Gather all lines in the entries below that include the word "from".

++++ Entries supplied

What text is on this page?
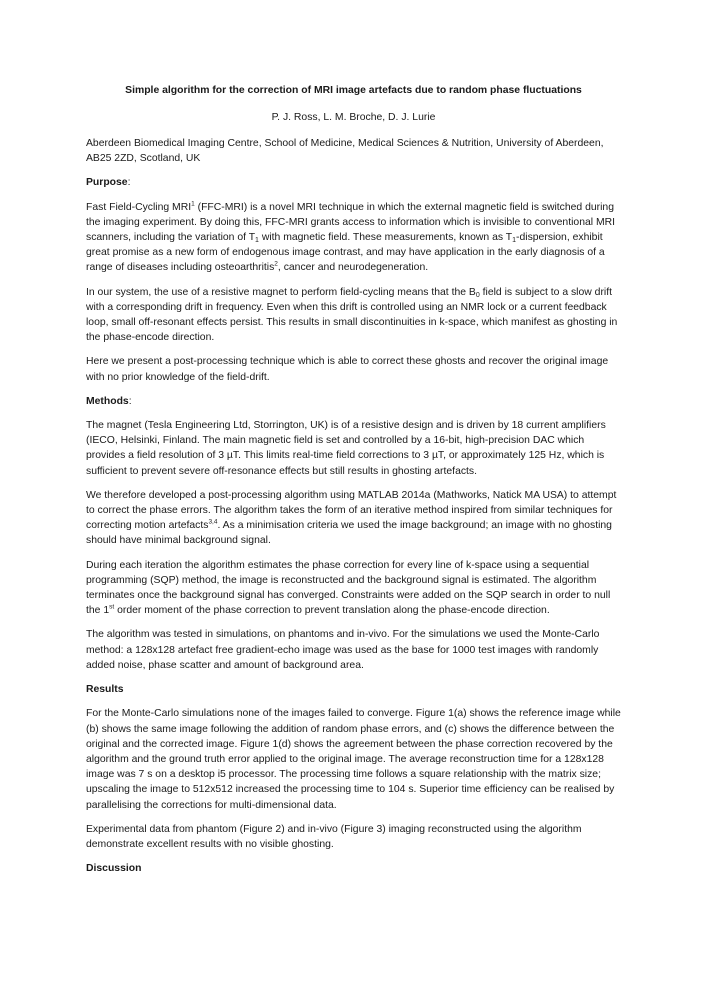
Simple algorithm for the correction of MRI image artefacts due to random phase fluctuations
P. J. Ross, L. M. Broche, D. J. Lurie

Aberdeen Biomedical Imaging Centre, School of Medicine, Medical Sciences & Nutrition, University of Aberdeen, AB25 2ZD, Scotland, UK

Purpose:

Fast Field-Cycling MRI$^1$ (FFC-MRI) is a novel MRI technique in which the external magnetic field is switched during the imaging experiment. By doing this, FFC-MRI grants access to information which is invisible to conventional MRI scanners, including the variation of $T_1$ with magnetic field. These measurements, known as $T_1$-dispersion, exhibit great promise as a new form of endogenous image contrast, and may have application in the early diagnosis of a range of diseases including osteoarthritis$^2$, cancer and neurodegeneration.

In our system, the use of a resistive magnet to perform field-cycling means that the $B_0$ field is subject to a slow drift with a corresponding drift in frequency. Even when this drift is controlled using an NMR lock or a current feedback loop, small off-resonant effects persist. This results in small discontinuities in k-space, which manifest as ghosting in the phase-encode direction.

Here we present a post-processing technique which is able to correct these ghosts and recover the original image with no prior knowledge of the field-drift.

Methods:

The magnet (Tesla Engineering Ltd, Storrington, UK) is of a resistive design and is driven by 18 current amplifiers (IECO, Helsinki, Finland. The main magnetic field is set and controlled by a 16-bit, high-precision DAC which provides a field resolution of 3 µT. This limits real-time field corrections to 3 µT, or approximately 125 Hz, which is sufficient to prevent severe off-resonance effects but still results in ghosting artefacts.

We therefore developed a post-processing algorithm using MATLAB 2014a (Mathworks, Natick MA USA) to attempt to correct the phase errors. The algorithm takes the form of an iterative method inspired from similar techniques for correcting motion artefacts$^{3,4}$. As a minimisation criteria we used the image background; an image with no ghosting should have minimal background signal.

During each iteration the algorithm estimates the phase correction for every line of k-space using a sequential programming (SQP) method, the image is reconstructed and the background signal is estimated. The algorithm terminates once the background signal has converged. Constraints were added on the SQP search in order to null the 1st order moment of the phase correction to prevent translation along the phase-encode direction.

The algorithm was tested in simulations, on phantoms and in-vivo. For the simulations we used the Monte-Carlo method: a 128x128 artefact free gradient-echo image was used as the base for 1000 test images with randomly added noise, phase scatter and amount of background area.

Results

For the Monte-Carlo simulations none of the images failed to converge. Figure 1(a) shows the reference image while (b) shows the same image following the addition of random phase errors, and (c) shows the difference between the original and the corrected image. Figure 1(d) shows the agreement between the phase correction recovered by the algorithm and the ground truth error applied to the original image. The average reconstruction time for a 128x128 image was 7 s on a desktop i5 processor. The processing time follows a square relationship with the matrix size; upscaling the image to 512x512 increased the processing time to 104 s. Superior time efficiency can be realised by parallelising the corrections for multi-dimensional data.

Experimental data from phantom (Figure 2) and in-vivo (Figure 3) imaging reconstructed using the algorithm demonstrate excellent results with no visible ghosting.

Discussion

++++++++

[Answer to the task]
We therefore developed a post-processing algorithm using MATLAB 2014a (Mathworks, Natick MA USA) to attempt to correct the phase errors. The algorithm takes the form of an iterative method inspired from similar techniques for correcting motion artefacts$^{3,4}$. As a minimisation criteria we used the image background; an image with no ghosting should have minimal background signal.
Experimental data from phantom (Figure 2) and in-vivo (Figure 3) imaging reconstructed using the algorithm demonstrate excellent results with no visible ghosting.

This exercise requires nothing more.